**TASK INSTRUCTIONS**
Retype the listing that follows, word for word.
--- MATERIAL SHOWN ---
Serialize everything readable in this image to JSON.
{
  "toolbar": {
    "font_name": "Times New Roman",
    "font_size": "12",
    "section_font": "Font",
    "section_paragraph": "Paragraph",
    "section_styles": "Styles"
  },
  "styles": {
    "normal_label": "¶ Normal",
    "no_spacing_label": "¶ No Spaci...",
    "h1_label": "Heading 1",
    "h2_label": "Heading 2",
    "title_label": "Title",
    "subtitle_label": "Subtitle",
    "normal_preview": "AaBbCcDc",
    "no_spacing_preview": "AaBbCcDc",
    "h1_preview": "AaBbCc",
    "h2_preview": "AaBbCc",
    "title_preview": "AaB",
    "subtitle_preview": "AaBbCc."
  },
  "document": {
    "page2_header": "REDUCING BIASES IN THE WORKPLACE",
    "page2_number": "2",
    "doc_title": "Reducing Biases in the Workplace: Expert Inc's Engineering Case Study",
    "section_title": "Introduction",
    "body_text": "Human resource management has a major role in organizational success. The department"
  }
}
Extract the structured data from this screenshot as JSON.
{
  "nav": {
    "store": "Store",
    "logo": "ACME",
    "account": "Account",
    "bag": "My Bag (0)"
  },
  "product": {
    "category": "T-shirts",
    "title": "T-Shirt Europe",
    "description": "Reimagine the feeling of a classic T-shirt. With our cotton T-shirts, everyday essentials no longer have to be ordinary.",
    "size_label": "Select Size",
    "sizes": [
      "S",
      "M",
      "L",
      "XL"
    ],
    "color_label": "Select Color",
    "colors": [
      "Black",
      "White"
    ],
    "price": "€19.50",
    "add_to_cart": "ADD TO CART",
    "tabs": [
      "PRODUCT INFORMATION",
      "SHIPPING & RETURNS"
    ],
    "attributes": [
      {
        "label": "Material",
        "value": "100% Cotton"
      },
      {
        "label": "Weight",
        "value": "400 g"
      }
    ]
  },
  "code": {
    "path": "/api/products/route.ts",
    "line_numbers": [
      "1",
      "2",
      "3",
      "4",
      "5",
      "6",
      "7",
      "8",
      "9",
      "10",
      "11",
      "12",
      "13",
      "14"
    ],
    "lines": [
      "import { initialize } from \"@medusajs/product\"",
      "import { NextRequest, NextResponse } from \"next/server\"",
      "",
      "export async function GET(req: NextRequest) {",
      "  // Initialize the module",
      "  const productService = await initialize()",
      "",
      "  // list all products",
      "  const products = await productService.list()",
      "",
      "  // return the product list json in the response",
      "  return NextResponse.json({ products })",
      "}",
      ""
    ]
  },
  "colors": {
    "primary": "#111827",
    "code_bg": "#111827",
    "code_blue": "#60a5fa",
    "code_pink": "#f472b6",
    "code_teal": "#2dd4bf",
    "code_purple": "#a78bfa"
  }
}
---
**THE RESPONSE**
Serialize everything readable in this image to JSON.
{
  "toolbar": {
    "font_name": "Times New Roman",
    "font_size": "12",
    "section_font": "Font",
    "section_paragraph": "Paragraph",
    "section_styles": "Styles"
  },
  "styles": {
    "normal_label": "¶ Normal",
    "no_spacing_label": "¶ No Spaci...",
    "h1_label": "Heading 1",
    "h2_label": "Heading 2",
    "title_label": "Title",
    "subtitle_label": "Subtitle",
    "normal_preview": "AaBbCcDc",
    "no_spacing_preview": "AaBbCcDc",
    "h1_preview": "AaBbCc",
    "h2_preview": "AaBbCc",
    "title_preview": "AaB",
    "subtitle_preview": "AaBbCc."
  },
  "document": {
    "page2_header": "REDUCING BIASES IN THE WORKPLACE",
    "page2_number": "2",
    "doc_title": "Reducing Biases in the Workplace: Expert Inc's Engineering Case Study",
    "section_title": "Introduction",
    "body_text": "Human resource management has a major role in organizational success. The department"
  }
}
Extract the structured data from this screenshot as JSON.
{
  "nav": {
    "store": "Store",
    "logo": "ACME",
    "account": "Account",
    "bag": "My Bag (0)"
  },
  "product": {
    "category": "T-shirts",
    "title": "T-Shirt Europe",
    "description": "Reimagine the feeling of a classic T-shirt. With our cotton T-shirts, everyday essentials no longer have to be ordinary.",
    "size_label": "Select Size",
    "sizes": [
      "S",
      "M",
      "L",
      "XL"
    ],
    "color_label": "Select Color",
    "colors": [
      "Black",
      "White"
    ],
    "price": "€19.50",
    "add_to_cart": "ADD TO CART",
    "tabs": [
      "PRODUCT INFORMATION",
      "SHIPPING & RETURNS"
    ],
    "attributes": [
      {
        "label": "Material",
        "value": "100% Cotton"
      },
      {
        "label": "Weight",
        "value": "400 g"
      }
    ]
  },
  "code": {
    "path": "/api/products/route.ts",
    "line_numbers": [
      "1",
      "2",
      "3",
      "4",
      "5",
      "6",
      "7",
      "8",
      "9",
      "10",
      "11",
      "12",
      "13",
      "14"
    ],
    "lines": [
      "import { initialize } from \"@medusajs/product\"",
      "import { NextRequest, NextResponse } from \"next/server\"",
      "",
      "export async function GET(req: NextRequest) {",
      "  // Initialize the module",
      "  const productService = await initialize()",
      "",
      "  // list all products",
      "  const products = await productService.list()",
      "",
      "  // return the product list json in the response",
      "  return NextResponse.json({ products })",
      "}",
      ""
    ]
  },
  "colors": {
    "primary": "#111827",
    "code_bg": "#111827",
    "code_blue": "#60a5fa",
    "code_pink": "#f472b6",
    "code_teal": "#2dd4bf",
    "code_purple": "#a78bfa"
  }
}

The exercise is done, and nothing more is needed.